◆ Request
Every entry below must appear again, exactly as written.

◆ Extracted entries
• • •

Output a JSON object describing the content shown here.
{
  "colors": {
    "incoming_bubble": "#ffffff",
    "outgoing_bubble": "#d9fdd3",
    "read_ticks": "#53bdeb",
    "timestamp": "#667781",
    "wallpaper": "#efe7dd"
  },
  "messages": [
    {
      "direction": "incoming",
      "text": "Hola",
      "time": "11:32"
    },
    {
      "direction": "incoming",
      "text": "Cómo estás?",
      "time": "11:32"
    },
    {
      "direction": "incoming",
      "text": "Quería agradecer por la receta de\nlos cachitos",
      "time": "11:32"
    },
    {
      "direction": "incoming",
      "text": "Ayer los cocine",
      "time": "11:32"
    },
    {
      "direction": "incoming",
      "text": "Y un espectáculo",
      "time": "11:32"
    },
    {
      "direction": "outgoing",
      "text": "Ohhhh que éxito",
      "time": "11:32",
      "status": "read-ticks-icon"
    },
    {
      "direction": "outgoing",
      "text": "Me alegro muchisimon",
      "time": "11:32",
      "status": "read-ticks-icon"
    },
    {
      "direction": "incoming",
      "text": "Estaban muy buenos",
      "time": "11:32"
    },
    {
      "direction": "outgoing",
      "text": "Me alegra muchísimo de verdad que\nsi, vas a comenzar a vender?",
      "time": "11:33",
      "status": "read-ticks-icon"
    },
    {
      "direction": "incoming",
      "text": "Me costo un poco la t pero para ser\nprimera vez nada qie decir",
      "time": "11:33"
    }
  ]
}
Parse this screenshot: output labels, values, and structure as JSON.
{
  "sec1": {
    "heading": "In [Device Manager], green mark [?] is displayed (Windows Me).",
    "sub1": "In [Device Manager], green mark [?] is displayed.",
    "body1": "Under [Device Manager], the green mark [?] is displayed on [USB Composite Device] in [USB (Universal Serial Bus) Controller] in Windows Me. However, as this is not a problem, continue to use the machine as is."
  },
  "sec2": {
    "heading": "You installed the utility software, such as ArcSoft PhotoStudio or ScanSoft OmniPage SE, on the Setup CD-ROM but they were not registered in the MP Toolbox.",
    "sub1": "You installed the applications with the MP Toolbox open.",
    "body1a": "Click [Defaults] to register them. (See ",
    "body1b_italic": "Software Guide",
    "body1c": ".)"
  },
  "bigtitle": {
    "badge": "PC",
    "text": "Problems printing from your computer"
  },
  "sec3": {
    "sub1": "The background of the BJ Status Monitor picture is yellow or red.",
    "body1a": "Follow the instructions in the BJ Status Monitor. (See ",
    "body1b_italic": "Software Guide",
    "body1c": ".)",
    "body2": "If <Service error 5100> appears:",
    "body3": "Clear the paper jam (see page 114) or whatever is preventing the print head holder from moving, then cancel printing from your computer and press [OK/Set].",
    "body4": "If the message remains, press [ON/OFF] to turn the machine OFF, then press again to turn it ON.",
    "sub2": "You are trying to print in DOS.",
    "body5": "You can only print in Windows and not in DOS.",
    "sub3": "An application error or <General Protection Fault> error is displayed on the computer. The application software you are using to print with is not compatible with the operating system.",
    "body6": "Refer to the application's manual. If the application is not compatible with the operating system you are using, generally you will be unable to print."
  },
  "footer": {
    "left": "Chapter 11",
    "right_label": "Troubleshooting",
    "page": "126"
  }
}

• • •

◆ Exercise result
Output a JSON object describing the content shown here.
{
  "colors": {
    "incoming_bubble": "#ffffff",
    "outgoing_bubble": "#d9fdd3",
    "read_ticks": "#53bdeb",
    "timestamp": "#667781",
    "wallpaper": "#efe7dd"
  },
  "messages": [
    {
      "direction": "incoming",
      "text": "Hola",
      "time": "11:32"
    },
    {
      "direction": "incoming",
      "text": "Cómo estás?",
      "time": "11:32"
    },
    {
      "direction": "incoming",
      "text": "Quería agradecer por la receta de\nlos cachitos",
      "time": "11:32"
    },
    {
      "direction": "incoming",
      "text": "Ayer los cocine",
      "time": "11:32"
    },
    {
      "direction": "incoming",
      "text": "Y un espectáculo",
      "time": "11:32"
    },
    {
      "direction": "outgoing",
      "text": "Ohhhh que éxito",
      "time": "11:32",
      "status": "read-ticks-icon"
    },
    {
      "direction": "outgoing",
      "text": "Me alegro muchisimon",
      "time": "11:32",
      "status": "read-ticks-icon"
    },
    {
      "direction": "incoming",
      "text": "Estaban muy buenos",
      "time": "11:32"
    },
    {
      "direction": "outgoing",
      "text": "Me alegra muchísimo de verdad que\nsi, vas a comenzar a vender?",
      "time": "11:33",
      "status": "read-ticks-icon"
    },
    {
      "direction": "incoming",
      "text": "Me costo un poco la t pero para ser\nprimera vez nada qie decir",
      "time": "11:33"
    }
  ]
}
Parse this screenshot: output labels, values, and structure as JSON.
{
  "sec1": {
    "heading": "In [Device Manager], green mark [?] is displayed (Windows Me).",
    "sub1": "In [Device Manager], green mark [?] is displayed.",
    "body1": "Under [Device Manager], the green mark [?] is displayed on [USB Composite Device] in [USB (Universal Serial Bus) Controller] in Windows Me. However, as this is not a problem, continue to use the machine as is."
  },
  "sec2": {
    "heading": "You installed the utility software, such as ArcSoft PhotoStudio or ScanSoft OmniPage SE, on the Setup CD-ROM but they were not registered in the MP Toolbox.",
    "sub1": "You installed the applications with the MP Toolbox open.",
    "body1a": "Click [Defaults] to register them. (See ",
    "body1b_italic": "Software Guide",
    "body1c": ".)"
  },
  "bigtitle": {
    "badge": "PC",
    "text": "Problems printing from your computer"
  },
  "sec3": {
    "sub1": "The background of the BJ Status Monitor picture is yellow or red.",
    "body1a": "Follow the instructions in the BJ Status Monitor. (See ",
    "body1b_italic": "Software Guide",
    "body1c": ".)",
    "body2": "If <Service error 5100> appears:",
    "body3": "Clear the paper jam (see page 114) or whatever is preventing the print head holder from moving, then cancel printing from your computer and press [OK/Set].",
    "body4": "If the message remains, press [ON/OFF] to turn the machine OFF, then press again to turn it ON.",
    "sub2": "You are trying to print in DOS.",
    "body5": "You can only print in Windows and not in DOS.",
    "sub3": "An application error or <General Protection Fault> error is displayed on the computer. The application software you are using to print with is not compatible with the operating system.",
    "body6": "Refer to the application's manual. If the application is not compatible with the operating system you are using, generally you will be unable to print."
  },
  "footer": {
    "left": "Chapter 11",
    "right_label": "Troubleshooting",
    "page": "126"
  }
}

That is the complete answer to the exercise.